— start of INFORMATION SUPPLIED —

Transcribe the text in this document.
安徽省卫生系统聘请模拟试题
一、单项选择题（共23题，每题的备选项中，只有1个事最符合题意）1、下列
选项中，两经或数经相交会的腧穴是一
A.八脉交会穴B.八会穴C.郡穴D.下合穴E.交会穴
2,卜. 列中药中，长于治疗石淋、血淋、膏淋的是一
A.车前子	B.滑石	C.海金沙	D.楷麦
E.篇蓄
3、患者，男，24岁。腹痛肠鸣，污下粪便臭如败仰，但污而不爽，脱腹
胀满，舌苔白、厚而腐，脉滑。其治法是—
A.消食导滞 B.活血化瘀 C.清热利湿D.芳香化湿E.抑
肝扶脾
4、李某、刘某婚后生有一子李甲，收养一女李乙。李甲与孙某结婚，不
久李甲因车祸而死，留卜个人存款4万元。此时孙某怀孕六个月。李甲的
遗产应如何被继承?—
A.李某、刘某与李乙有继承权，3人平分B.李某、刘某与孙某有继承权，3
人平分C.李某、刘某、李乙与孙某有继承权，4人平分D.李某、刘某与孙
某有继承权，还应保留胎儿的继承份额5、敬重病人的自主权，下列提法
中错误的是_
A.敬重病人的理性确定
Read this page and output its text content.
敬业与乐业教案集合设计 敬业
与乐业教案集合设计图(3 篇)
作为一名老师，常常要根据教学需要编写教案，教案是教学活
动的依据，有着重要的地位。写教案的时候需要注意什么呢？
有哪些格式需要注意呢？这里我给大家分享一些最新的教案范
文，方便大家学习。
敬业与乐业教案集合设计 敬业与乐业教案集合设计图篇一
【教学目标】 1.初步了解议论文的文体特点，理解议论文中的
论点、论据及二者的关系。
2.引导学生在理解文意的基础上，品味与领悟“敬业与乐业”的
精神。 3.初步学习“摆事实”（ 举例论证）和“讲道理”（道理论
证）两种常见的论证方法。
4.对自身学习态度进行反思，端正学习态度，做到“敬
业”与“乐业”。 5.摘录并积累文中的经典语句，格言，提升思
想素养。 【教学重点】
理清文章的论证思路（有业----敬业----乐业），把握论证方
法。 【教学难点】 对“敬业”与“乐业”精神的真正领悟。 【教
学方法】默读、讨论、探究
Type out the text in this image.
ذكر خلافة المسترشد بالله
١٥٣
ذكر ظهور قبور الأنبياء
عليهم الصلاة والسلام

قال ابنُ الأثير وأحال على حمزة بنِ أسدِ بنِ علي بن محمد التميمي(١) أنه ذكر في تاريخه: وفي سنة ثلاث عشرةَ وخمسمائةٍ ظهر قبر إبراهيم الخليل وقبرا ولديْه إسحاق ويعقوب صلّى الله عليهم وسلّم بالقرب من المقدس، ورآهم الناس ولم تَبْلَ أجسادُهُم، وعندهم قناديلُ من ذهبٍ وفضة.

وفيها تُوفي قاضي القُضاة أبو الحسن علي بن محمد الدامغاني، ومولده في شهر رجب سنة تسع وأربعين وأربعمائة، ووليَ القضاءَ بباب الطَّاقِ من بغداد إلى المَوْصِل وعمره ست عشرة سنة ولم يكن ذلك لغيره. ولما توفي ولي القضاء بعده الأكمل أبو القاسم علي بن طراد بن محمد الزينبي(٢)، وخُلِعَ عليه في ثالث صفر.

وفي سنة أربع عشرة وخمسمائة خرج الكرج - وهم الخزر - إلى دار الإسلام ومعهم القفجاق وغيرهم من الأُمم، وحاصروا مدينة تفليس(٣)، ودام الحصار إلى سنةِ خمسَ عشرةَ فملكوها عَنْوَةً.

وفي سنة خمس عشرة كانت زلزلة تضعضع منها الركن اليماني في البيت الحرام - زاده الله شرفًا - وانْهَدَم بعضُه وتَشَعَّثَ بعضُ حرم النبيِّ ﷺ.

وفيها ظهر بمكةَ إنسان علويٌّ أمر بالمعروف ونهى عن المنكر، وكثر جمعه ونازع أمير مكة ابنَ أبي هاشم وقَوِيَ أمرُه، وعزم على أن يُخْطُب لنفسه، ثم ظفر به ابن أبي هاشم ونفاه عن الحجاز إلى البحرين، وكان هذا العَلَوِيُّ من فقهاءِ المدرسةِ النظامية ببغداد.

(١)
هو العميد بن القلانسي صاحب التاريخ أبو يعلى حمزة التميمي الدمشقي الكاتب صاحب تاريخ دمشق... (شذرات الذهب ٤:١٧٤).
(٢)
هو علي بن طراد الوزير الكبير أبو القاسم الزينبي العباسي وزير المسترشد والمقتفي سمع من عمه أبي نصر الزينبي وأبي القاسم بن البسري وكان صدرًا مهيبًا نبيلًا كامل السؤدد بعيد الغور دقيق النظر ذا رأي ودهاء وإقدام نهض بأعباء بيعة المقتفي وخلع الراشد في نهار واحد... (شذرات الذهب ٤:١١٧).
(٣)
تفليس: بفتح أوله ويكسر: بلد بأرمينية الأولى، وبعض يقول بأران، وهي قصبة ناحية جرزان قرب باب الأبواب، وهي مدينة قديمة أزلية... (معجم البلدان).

— end of INFORMATION SUPPLIED —

§ **WORK TO BE COMPLETED**: Scan the records above for the string "وفيها", then report every line that contains it.

§ **EXERCISE ANSWER**:
وفيها تُوفي قاضي القُضاة أبو الحسن علي بن محمد الدامغاني، ومولده في شهر رجب سنة تسع وأربعين وأربعمائة، ووليَ القضاءَ بباب الطَّاقِ من بغداد إلى المَوْصِل وعمره ست عشرة سنة ولم يكن ذلك لغيره. ولما توفي ولي القضاء بعده الأكمل أبو القاسم علي بن طراد بن محمد الزينبي(٢)، وخُلِعَ عليه في ثالث صفر.
وفيها ظهر بمكةَ إنسان علويٌّ أمر بالمعروف ونهى عن المنكر، وكثر جمعه ونازع أمير مكة ابنَ أبي هاشم وقَوِيَ أمرُه، وعزم على أن يُخْطُب لنفسه، ثم ظفر به ابن أبي هاشم ونفاه عن الحجاز إلى البحرين، وكان هذا العَلَوِيُّ من فقهاءِ المدرسةِ النظامية ببغداد.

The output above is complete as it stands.